(Data excerpts)
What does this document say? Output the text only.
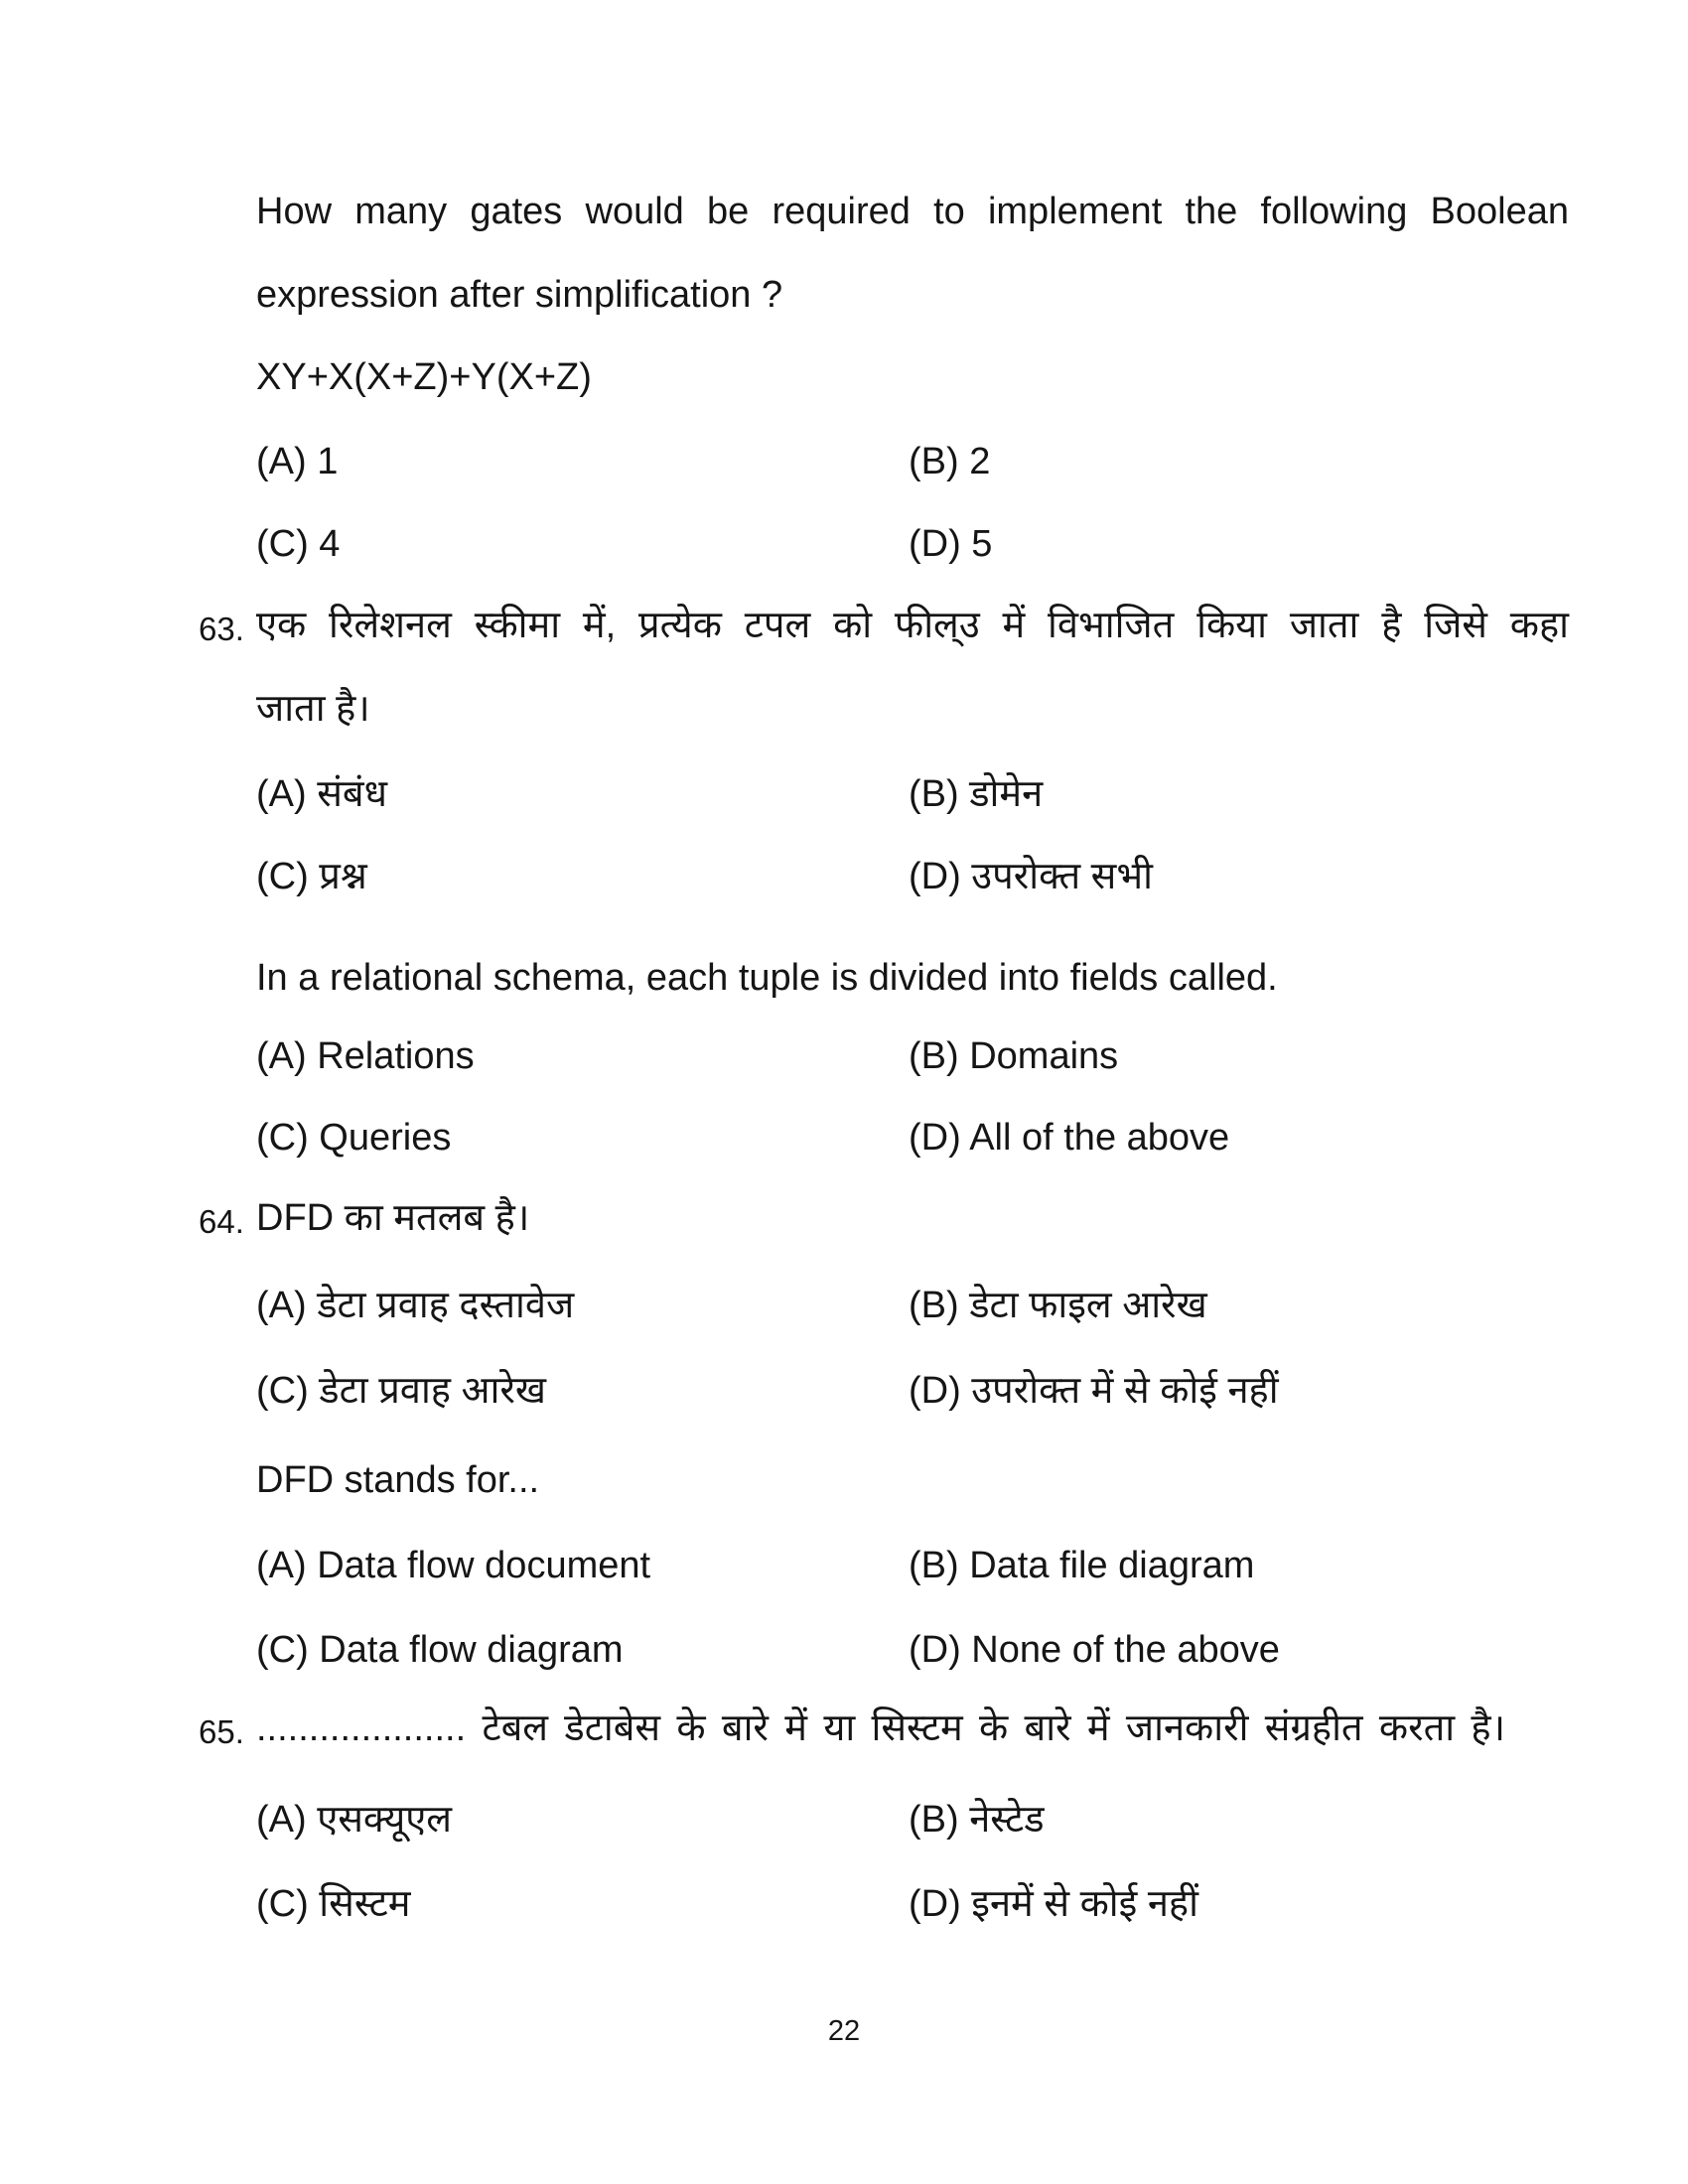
How many gates would be required to implement the following Boolean
expression after simplification ?
XY+X(X+Z)+Y(X+Z)
(A) 1	(B) 2
(C) 4	(D) 5
63. एक रिलेशनल स्कीमा में, प्रत्येक टपल को फील्उ में विभाजित किया जाता है जिसे कहा
जाता है।
(A) संबंध	(B) डोमेन
(C) प्रश्न	(D) उपरोक्त सभी
In a relational schema, each tuple is divided into fields called.
(A) Relations	(B) Domains
(C) Queries	(D) All of the above
64. DFD का मतलब है।
(A) डेटा प्रवाह दस्तावेज	(B) डेटा फाइल आरेख
(C) डेटा प्रवाह आरेख	(D) उपरोक्त में से कोई नहीं
DFD stands for...
(A) Data flow document	(B) Data file diagram
(C) Data flow diagram	(D) None of the above
65. .................... टेबल डेटाबेस के बारे में या सिस्टम के बारे में जानकारी संग्रहीत करता है।
(A) एसक्यूएल	(B) नेस्टेड
(C) सिस्टम	(D) इनमें से कोई नहीं
22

• _Required work_
Select all lines with the word "document" from the entries above.

• _Task output_
What does this document say? Output the text only.
(A) Data flow document	(B) Data file diagram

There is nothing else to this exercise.